Instructions to follow: Each record that follows should be repeated exactly, minus any images.

::: Dataset

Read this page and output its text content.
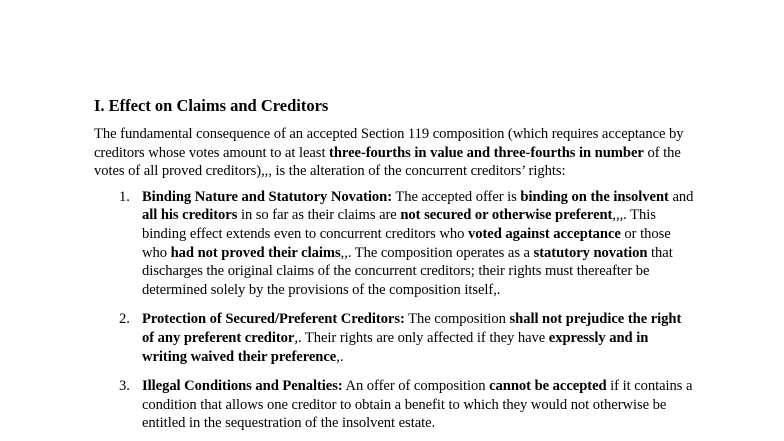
I. Effect on Claims and Creditors

The fundamental consequence of an accepted Section 119 composition (which requires acceptance by creditors whose votes amount to at least three-fourths in value and three-fourths in number of the votes of all proved creditors),,, is the alteration of the concurrent creditors’ rights:

1. Binding Nature and Statutory Novation: The accepted offer is binding on the insolvent and all his creditors in so far as their claims are not secured or otherwise preferent,,,. This binding effect extends even to concurrent creditors who voted against acceptance or those who had not proved their claims,,. The composition operates as a statutory novation that discharges the original claims of the concurrent creditors; their rights must thereafter be determined solely by the provisions of the composition itself,.
2. Protection of Secured/Preferent Creditors: The composition shall not prejudice the right of any preferent creditor,. Their rights are only affected if they have expressly and in writing waived their preference,.
3. Illegal Conditions and Penalties: An offer of composition cannot be accepted if it contains a condition that allows one creditor to obtain a benefit to which they would not otherwise be entitled in the sequestration of the insolvent estate.
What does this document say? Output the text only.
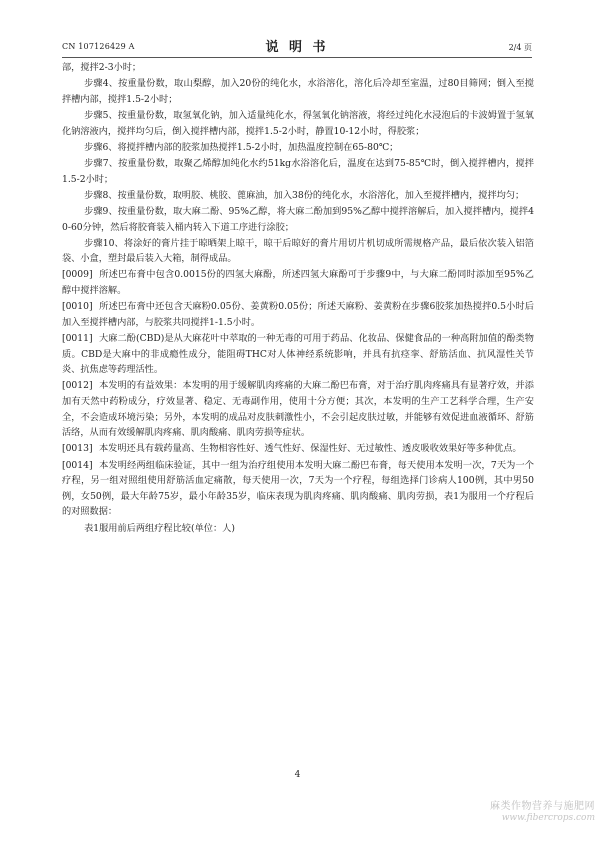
CN 107126429 A	说 明 书	2/4 页

部，搅拌2-3小时；

步骤4、按重量份数，取山梨醇，加入20份的纯化水，水浴溶化，溶化后冷却至室温，过80目筛网；倒入至搅拌槽内部，搅拌1.5-2小时；

步骤5、按重量份数，取氢氧化钠，加入适量纯化水，得氢氧化钠溶液，将经过纯化水浸泡后的卡波姆置于氢氧化钠溶液内，搅拌均匀后，倒入搅拌槽内部，搅拌1.5-2小时，静置10-12小时，得胶浆；

步骤6、将搅拌槽内部的胶浆加热搅拌1.5-2小时，加热温度控制在65-80℃；

步骤7、按重量份数，取聚乙烯醇加纯化水约51kg水浴溶化后，温度在达到75-85℃时，倒入搅拌槽内，搅拌1.5-2小时；

步骤8、按重量份数，取明胶、桃胶、蓖麻油，加入38份的纯化水，水浴溶化，加入至搅拌槽内，搅拌均匀；

步骤9、按重量份数，取大麻二酚、95%乙醇，将大麻二酚加到95%乙醇中搅拌溶解后，加入搅拌槽内，搅拌40-60分钟，然后将胶膏装入桶内转入下道工序进行涂胶；

步骤10、将涂好的膏片挂于晾晒架上晾干，晾干后晾好的膏片用切片机切成所需规格产品，最后依次装入铝箔袋、小盒，塑封最后装入大箱，制得成品。

[0009] 所述巴布膏中包含0.0015份的四氢大麻酚，所述四氢大麻酚可于步骤9中，与大麻二酚同时添加至95%乙醇中搅拌溶解。

[0010] 所述巴布膏中还包含天麻粉0.05份、姜黄粉0.05份；所述天麻粉、姜黄粉在步骤6胶浆加热搅拌0.5小时后加入至搅拌槽内部，与胶浆共同搅拌1-1.5小时。

[0011] 大麻二酚(CBD)是从大麻花叶中萃取的一种无毒的可用于药品、化妆品、保健食品的一种高附加值的酚类物质。CBD是大麻中的非成瘾性成分，能阻碍THC对人体神经系统影响，并具有抗痉挛、舒筋活血、抗风湿性关节炎、抗焦虑等药理活性。

[0012] 本发明的有益效果：本发明的用于缓解肌肉疼痛的大麻二酚巴布膏，对于治疗肌肉疼痛具有显著疗效，并添加有天然中药粉成分，疗效显著、稳定、无毒副作用，使用十分方便；其次，本发明的生产工艺科学合理，生产安全，不会造成环境污染；另外，本发明的成品对皮肤刺激性小，不会引起皮肤过敏，并能够有效促进血液循环、舒筋活络，从而有效缓解肌肉疼痛、肌肉酸痛、肌肉劳损等症状。

[0013] 本发明还具有载药量高、生物相容性好、透气性好、保湿性好、无过敏性、透皮吸收效果好等多种优点。

[0014] 本发明经两组临床验证，其中一组为治疗组使用本发明大麻二酚巴布膏，每天使用本发明一次，7天为一个疗程，另一组对照组使用舒筋活血定痛散，每天使用一次，7天为一个疗程，每组选择门诊病人100例，其中男50例，女50例，最大年龄75岁，最小年龄35岁，临床表现为肌肉疼痛、肌肉酸痛、肌肉劳损，表1为服用一个疗程后的对照数据：

表1服用前后两组疗程比较(单位：人)

4
麻类作物营养与施肥网
www.fibercrops.com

::::::

Exercise output:
Read this page and output its text content.
I. Effect on Claims and Creditors

The fundamental consequence of an accepted Section 119 composition (which requires acceptance by creditors whose votes amount to at least three-fourths in value and three-fourths in number of the votes of all proved creditors),,, is the alteration of the concurrent creditors’ rights:

1. Binding Nature and Statutory Novation: The accepted offer is binding on the insolvent and all his creditors in so far as their claims are not secured or otherwise preferent,,,. This binding effect extends even to concurrent creditors who voted against acceptance or those who had not proved their claims,,. The composition operates as a statutory novation that discharges the original claims of the concurrent creditors; their rights must thereafter be determined solely by the provisions of the composition itself,.
2. Protection of Secured/Preferent Creditors: The composition shall not prejudice the right of any preferent creditor,. Their rights are only affected if they have expressly and in writing waived their preference,.
3. Illegal Conditions and Penalties: An offer of composition cannot be accepted if it contains a condition that allows one creditor to obtain a benefit to which they would not otherwise be entitled in the sequestration of the insolvent estate.
What does this document say? Output the text only.
CN 107126429 A	说 明 书	2/4 页

部，搅拌2-3小时；

步骤4、按重量份数，取山梨醇，加入20份的纯化水，水浴溶化，溶化后冷却至室温，过80目筛网；倒入至搅拌槽内部，搅拌1.5-2小时；

步骤5、按重量份数，取氢氧化钠，加入适量纯化水，得氢氧化钠溶液，将经过纯化水浸泡后的卡波姆置于氢氧化钠溶液内，搅拌均匀后，倒入搅拌槽内部，搅拌1.5-2小时，静置10-12小时，得胶浆；

步骤6、将搅拌槽内部的胶浆加热搅拌1.5-2小时，加热温度控制在65-80℃；

步骤7、按重量份数，取聚乙烯醇加纯化水约51kg水浴溶化后，温度在达到75-85℃时，倒入搅拌槽内，搅拌1.5-2小时；

步骤8、按重量份数，取明胶、桃胶、蓖麻油，加入38份的纯化水，水浴溶化，加入至搅拌槽内，搅拌均匀；

步骤9、按重量份数，取大麻二酚、95%乙醇，将大麻二酚加到95%乙醇中搅拌溶解后，加入搅拌槽内，搅拌40-60分钟，然后将胶膏装入桶内转入下道工序进行涂胶；

步骤10、将涂好的膏片挂于晾晒架上晾干，晾干后晾好的膏片用切片机切成所需规格产品，最后依次装入铝箔袋、小盒，塑封最后装入大箱，制得成品。

[0009] 所述巴布膏中包含0.0015份的四氢大麻酚，所述四氢大麻酚可于步骤9中，与大麻二酚同时添加至95%乙醇中搅拌溶解。

[0010] 所述巴布膏中还包含天麻粉0.05份、姜黄粉0.05份；所述天麻粉、姜黄粉在步骤6胶浆加热搅拌0.5小时后加入至搅拌槽内部，与胶浆共同搅拌1-1.5小时。

[0011] 大麻二酚(CBD)是从大麻花叶中萃取的一种无毒的可用于药品、化妆品、保健食品的一种高附加值的酚类物质。CBD是大麻中的非成瘾性成分，能阻碍THC对人体神经系统影响，并具有抗痉挛、舒筋活血、抗风湿性关节炎、抗焦虑等药理活性。

[0012] 本发明的有益效果：本发明的用于缓解肌肉疼痛的大麻二酚巴布膏，对于治疗肌肉疼痛具有显著疗效，并添加有天然中药粉成分，疗效显著、稳定、无毒副作用，使用十分方便；其次，本发明的生产工艺科学合理，生产安全，不会造成环境污染；另外，本发明的成品对皮肤刺激性小，不会引起皮肤过敏，并能够有效促进血液循环、舒筋活络，从而有效缓解肌肉疼痛、肌肉酸痛、肌肉劳损等症状。

[0013] 本发明还具有载药量高、生物相容性好、透气性好、保湿性好、无过敏性、透皮吸收效果好等多种优点。

[0014] 本发明经两组临床验证，其中一组为治疗组使用本发明大麻二酚巴布膏，每天使用本发明一次，7天为一个疗程，另一组对照组使用舒筋活血定痛散，每天使用一次，7天为一个疗程，每组选择门诊病人100例，其中男50例，女50例，最大年龄75岁，最小年龄35岁，临床表现为肌肉疼痛、肌肉酸痛、肌肉劳损，表1为服用一个疗程后的对照数据：

表1服用前后两组疗程比较(单位：人)

4
麻类作物营养与施肥网
www.fibercrops.com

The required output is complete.